* **AIM OF THE TASK**: Look through the records below, and copy out every line that holds the string "Otaibi".

--- BEGIN DATA RECORDS ---

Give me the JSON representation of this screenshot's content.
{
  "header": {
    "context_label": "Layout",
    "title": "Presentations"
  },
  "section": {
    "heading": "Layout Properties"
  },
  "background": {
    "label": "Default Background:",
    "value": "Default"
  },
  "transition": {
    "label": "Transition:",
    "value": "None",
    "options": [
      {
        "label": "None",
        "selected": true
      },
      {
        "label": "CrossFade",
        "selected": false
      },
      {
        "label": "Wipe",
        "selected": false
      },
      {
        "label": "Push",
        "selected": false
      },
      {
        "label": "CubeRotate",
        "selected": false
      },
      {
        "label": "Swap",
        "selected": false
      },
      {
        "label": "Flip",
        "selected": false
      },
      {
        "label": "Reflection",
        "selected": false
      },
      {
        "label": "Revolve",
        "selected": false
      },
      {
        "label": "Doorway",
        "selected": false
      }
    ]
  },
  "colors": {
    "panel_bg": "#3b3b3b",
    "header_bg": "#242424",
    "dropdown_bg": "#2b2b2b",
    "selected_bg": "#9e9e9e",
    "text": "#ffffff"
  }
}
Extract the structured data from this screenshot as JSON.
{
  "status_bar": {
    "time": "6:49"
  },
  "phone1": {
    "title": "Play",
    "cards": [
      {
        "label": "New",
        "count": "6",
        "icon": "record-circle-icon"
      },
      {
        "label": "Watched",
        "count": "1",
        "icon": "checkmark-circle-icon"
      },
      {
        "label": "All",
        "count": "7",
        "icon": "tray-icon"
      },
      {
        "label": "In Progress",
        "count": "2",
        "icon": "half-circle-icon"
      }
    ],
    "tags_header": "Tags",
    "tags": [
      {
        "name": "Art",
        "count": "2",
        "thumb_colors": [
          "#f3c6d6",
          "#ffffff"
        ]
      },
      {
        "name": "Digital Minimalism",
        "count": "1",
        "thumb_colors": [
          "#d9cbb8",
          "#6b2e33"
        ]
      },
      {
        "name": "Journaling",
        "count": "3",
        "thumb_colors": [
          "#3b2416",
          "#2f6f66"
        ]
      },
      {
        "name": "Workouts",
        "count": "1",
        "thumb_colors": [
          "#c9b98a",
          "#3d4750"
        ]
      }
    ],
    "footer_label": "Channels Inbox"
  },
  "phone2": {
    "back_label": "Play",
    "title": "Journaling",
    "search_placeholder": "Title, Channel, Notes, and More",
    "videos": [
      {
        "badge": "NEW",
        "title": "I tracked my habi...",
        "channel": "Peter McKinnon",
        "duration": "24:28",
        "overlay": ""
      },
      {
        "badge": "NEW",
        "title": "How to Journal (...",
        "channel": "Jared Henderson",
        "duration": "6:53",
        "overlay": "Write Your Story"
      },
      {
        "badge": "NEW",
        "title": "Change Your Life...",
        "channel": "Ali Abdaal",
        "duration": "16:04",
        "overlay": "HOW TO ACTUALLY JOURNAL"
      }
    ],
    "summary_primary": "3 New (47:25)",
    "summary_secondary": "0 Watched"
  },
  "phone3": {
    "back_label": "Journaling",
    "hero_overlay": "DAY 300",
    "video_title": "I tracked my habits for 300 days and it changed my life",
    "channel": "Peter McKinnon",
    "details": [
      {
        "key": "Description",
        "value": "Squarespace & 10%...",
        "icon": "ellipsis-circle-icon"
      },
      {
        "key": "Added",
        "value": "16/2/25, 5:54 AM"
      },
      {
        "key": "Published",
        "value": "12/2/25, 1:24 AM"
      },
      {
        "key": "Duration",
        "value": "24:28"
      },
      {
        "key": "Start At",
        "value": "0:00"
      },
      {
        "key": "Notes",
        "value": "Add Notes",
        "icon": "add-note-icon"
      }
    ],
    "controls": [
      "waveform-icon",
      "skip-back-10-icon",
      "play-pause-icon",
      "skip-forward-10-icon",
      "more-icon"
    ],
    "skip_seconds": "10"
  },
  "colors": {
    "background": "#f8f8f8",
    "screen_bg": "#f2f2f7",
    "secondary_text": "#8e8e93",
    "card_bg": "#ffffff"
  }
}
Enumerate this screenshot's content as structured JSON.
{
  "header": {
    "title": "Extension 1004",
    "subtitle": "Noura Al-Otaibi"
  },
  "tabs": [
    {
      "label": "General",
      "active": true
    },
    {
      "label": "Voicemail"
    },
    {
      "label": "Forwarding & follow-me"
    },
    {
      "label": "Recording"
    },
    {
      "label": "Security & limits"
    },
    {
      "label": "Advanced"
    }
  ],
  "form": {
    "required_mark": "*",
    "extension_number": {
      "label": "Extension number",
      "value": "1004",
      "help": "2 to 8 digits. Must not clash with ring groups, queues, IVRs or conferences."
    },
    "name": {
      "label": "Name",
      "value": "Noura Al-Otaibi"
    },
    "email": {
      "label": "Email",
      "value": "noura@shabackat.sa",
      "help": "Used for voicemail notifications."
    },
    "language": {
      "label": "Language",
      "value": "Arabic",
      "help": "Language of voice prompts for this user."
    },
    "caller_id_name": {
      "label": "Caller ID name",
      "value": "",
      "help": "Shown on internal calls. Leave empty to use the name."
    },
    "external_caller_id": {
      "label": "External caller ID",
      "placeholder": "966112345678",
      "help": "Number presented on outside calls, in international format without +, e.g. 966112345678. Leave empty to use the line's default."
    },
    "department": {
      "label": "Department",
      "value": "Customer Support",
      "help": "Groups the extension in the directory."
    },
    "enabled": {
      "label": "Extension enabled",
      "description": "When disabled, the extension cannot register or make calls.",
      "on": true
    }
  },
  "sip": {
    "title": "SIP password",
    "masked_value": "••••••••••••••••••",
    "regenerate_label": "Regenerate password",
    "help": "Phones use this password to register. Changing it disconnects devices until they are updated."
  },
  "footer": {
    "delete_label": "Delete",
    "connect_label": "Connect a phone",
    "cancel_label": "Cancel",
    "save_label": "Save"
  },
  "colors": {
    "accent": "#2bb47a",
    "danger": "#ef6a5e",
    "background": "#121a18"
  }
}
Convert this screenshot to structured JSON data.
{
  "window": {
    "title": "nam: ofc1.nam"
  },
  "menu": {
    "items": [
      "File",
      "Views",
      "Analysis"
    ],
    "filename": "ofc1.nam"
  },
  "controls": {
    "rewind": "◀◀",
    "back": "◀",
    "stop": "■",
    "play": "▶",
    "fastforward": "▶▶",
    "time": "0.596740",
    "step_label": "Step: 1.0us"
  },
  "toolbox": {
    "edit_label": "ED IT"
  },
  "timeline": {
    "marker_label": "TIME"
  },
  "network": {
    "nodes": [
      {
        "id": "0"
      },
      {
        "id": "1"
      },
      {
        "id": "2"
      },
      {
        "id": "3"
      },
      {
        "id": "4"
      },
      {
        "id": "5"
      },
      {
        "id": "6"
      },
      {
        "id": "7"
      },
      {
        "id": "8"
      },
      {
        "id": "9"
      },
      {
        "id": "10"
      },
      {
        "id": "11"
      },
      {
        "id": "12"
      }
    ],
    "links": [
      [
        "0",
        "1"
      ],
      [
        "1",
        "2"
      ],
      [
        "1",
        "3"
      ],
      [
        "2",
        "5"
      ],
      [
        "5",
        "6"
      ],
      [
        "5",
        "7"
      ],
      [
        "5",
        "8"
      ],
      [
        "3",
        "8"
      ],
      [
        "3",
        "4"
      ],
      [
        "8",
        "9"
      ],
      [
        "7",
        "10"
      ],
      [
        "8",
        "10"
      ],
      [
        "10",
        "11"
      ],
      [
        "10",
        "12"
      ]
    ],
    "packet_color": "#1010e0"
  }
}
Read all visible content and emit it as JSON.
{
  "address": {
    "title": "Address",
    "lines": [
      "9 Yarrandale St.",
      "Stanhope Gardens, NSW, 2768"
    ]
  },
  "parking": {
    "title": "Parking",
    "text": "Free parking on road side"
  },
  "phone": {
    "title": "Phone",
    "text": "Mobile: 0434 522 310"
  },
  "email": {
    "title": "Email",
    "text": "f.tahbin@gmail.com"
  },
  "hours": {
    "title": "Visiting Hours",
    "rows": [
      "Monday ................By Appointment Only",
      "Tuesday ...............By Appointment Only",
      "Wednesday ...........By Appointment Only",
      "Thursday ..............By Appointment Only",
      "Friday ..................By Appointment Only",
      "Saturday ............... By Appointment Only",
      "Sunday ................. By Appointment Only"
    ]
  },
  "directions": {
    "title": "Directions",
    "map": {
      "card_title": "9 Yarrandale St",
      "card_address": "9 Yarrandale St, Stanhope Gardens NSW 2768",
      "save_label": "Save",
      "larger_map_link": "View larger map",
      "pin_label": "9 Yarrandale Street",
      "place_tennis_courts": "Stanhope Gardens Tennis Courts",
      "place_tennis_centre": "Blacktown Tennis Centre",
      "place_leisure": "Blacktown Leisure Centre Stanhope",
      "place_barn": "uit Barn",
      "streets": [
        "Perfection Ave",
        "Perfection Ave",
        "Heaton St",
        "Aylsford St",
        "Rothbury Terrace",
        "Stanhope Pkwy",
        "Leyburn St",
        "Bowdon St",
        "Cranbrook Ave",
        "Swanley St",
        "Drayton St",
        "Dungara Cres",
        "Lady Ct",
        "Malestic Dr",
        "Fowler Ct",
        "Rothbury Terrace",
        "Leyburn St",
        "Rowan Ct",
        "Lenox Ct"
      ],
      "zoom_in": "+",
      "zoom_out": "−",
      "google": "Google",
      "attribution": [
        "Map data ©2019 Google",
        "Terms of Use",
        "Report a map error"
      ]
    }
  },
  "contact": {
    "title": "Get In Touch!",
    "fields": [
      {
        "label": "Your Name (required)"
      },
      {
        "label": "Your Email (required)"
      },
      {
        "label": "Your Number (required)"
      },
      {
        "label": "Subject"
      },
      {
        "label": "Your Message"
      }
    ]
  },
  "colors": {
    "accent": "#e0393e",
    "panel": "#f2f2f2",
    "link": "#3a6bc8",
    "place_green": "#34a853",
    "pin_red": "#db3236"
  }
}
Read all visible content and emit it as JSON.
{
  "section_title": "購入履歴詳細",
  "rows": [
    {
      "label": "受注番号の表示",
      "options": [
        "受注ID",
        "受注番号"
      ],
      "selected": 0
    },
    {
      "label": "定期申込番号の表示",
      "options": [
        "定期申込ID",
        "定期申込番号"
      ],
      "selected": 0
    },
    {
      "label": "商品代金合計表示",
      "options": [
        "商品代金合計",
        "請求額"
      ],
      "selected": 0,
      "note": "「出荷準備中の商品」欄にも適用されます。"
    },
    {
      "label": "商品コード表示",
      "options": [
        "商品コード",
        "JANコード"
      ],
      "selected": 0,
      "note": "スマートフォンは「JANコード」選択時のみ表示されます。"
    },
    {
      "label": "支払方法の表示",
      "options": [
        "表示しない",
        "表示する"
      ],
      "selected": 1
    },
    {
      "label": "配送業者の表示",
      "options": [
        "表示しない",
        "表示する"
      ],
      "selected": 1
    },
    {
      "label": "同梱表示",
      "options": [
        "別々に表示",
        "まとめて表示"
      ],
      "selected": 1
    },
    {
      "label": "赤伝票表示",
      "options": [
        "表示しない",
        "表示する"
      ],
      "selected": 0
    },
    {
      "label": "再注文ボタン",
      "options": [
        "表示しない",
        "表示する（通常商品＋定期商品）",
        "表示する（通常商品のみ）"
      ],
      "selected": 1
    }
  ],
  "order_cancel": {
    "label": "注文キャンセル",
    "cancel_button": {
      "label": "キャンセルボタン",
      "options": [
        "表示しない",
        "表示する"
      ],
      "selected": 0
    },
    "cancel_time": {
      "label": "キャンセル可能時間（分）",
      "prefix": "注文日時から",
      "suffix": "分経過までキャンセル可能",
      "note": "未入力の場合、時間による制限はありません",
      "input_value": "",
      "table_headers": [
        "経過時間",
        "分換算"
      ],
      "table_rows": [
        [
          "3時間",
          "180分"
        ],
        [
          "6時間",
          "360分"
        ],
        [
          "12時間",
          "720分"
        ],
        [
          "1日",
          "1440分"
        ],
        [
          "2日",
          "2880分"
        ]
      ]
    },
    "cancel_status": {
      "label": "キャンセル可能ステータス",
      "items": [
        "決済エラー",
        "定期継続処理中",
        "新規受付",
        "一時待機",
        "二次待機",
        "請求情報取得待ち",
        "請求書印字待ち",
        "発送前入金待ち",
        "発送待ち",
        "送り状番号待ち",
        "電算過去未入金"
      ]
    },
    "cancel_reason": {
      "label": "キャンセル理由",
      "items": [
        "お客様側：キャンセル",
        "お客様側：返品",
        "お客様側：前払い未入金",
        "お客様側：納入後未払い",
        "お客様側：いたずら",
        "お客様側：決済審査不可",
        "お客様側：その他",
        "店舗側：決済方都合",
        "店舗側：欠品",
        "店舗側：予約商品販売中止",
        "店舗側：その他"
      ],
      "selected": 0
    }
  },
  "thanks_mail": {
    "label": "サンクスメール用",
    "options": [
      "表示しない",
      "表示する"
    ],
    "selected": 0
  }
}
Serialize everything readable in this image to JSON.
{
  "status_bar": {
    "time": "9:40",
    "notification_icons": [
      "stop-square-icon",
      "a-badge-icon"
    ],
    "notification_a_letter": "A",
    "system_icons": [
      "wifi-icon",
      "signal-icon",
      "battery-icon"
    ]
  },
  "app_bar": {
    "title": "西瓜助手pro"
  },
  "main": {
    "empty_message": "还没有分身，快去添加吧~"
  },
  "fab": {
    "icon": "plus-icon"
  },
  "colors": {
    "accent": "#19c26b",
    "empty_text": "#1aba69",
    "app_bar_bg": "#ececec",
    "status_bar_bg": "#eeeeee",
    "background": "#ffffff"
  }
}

--- END DATA RECORDS ---

* **ANSWER TO THE PROBLEM**:
    "subtitle": "Noura Al-Otaibi"
      "value": "Noura Al-Otaibi"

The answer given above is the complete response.